Entries taken from a collection:
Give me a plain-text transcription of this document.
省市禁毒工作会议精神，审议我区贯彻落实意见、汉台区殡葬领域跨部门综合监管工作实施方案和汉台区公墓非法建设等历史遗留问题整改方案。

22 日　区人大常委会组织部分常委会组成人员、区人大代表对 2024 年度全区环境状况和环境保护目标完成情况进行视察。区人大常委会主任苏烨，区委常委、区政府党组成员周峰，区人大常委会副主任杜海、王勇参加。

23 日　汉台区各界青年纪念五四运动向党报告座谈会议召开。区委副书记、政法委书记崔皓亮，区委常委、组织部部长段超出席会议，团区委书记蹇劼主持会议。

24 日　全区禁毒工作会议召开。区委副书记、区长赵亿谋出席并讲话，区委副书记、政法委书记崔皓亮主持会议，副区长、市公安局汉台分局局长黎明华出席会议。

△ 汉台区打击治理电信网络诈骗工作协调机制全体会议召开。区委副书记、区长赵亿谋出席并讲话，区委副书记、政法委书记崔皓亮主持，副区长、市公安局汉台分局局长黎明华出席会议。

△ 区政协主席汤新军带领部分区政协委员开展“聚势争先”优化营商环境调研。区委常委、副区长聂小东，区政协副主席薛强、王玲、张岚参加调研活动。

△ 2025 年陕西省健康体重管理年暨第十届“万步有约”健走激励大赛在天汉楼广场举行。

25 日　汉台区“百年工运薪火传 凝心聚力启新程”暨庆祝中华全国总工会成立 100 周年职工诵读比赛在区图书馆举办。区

### Written request
All of the lines above need to be given again exactly.

### Expected answer
Give me a plain-text transcription of this document.
省市禁毒工作会议精神，审议我区贯彻落实意见、汉台区殡葬领域跨部门综合监管工作实施方案和汉台区公墓非法建设等历史遗留问题整改方案。

22 日　区人大常委会组织部分常委会组成人员、区人大代表对 2024 年度全区环境状况和环境保护目标完成情况进行视察。区人大常委会主任苏烨，区委常委、区政府党组成员周峰，区人大常委会副主任杜海、王勇参加。

23 日　汉台区各界青年纪念五四运动向党报告座谈会议召开。区委副书记、政法委书记崔皓亮，区委常委、组织部部长段超出席会议，团区委书记蹇劼主持会议。

24 日　全区禁毒工作会议召开。区委副书记、区长赵亿谋出席并讲话，区委副书记、政法委书记崔皓亮主持会议，副区长、市公安局汉台分局局长黎明华出席会议。

△ 汉台区打击治理电信网络诈骗工作协调机制全体会议召开。区委副书记、区长赵亿谋出席并讲话，区委副书记、政法委书记崔皓亮主持，副区长、市公安局汉台分局局长黎明华出席会议。

△ 区政协主席汤新军带领部分区政协委员开展“聚势争先”优化营商环境调研。区委常委、副区长聂小东，区政协副主席薛强、王玲、张岚参加调研活动。

△ 2025 年陕西省健康体重管理年暨第十届“万步有约”健走激励大赛在天汉楼广场举行。

25 日　汉台区“百年工运薪火传 凝心聚力启新程”暨庆祝中华全国总工会成立 100 周年职工诵读比赛在区图书馆举办。区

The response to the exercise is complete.